start Data shown

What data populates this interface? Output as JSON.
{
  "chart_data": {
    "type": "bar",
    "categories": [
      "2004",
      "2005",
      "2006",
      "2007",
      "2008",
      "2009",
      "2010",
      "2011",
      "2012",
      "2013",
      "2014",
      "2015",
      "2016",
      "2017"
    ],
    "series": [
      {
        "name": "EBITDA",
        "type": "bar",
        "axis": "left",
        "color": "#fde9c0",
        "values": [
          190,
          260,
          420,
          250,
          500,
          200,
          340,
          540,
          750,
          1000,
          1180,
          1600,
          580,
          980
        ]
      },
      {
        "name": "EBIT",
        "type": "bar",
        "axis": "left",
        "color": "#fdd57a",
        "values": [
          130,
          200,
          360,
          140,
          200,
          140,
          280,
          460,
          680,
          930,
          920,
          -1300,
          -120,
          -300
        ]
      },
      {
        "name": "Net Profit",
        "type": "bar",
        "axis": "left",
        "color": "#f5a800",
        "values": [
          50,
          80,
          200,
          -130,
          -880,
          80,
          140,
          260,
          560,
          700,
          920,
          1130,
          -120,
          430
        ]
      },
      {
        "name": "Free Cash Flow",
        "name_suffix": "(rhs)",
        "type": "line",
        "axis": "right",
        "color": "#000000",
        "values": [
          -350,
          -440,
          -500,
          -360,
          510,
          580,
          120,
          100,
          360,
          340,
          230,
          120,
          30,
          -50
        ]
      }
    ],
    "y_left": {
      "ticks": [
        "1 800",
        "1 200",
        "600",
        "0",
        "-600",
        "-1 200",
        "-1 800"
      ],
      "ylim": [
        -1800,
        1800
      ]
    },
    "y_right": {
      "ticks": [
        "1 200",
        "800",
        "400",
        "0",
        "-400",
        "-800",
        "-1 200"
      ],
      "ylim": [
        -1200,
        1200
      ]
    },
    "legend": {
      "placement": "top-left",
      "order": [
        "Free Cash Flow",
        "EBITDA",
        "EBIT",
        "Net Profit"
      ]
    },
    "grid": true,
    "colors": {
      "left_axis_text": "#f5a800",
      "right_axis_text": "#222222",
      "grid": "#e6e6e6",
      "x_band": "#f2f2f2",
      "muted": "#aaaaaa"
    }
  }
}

end Data shown

» **To do**
Repeat every line of the data, exactly and in full.

» **Solution to the problem**
What data populates this interface? Output as JSON.
{
  "chart_data": {
    "type": "bar",
    "categories": [
      "2004",
      "2005",
      "2006",
      "2007",
      "2008",
      "2009",
      "2010",
      "2011",
      "2012",
      "2013",
      "2014",
      "2015",
      "2016",
      "2017"
    ],
    "series": [
      {
        "name": "EBITDA",
        "type": "bar",
        "axis": "left",
        "color": "#fde9c0",
        "values": [
          190,
          260,
          420,
          250,
          500,
          200,
          340,
          540,
          750,
          1000,
          1180,
          1600,
          580,
          980
        ]
      },
      {
        "name": "EBIT",
        "type": "bar",
        "axis": "left",
        "color": "#fdd57a",
        "values": [
          130,
          200,
          360,
          140,
          200,
          140,
          280,
          460,
          680,
          930,
          920,
          -1300,
          -120,
          -300
        ]
      },
      {
        "name": "Net Profit",
        "type": "bar",
        "axis": "left",
        "color": "#f5a800",
        "values": [
          50,
          80,
          200,
          -130,
          -880,
          80,
          140,
          260,
          560,
          700,
          920,
          1130,
          -120,
          430
        ]
      },
      {
        "name": "Free Cash Flow",
        "name_suffix": "(rhs)",
        "type": "line",
        "axis": "right",
        "color": "#000000",
        "values": [
          -350,
          -440,
          -500,
          -360,
          510,
          580,
          120,
          100,
          360,
          340,
          230,
          120,
          30,
          -50
        ]
      }
    ],
    "y_left": {
      "ticks": [
        "1 800",
        "1 200",
        "600",
        "0",
        "-600",
        "-1 200",
        "-1 800"
      ],
      "ylim": [
        -1800,
        1800
      ]
    },
    "y_right": {
      "ticks": [
        "1 200",
        "800",
        "400",
        "0",
        "-400",
        "-800",
        "-1 200"
      ],
      "ylim": [
        -1200,
        1200
      ]
    },
    "legend": {
      "placement": "top-left",
      "order": [
        "Free Cash Flow",
        "EBITDA",
        "EBIT",
        "Net Profit"
      ]
    },
    "grid": true,
    "colors": {
      "left_axis_text": "#f5a800",
      "right_axis_text": "#222222",
      "grid": "#e6e6e6",
      "x_band": "#f2f2f2",
      "muted": "#aaaaaa"
    }
  }
}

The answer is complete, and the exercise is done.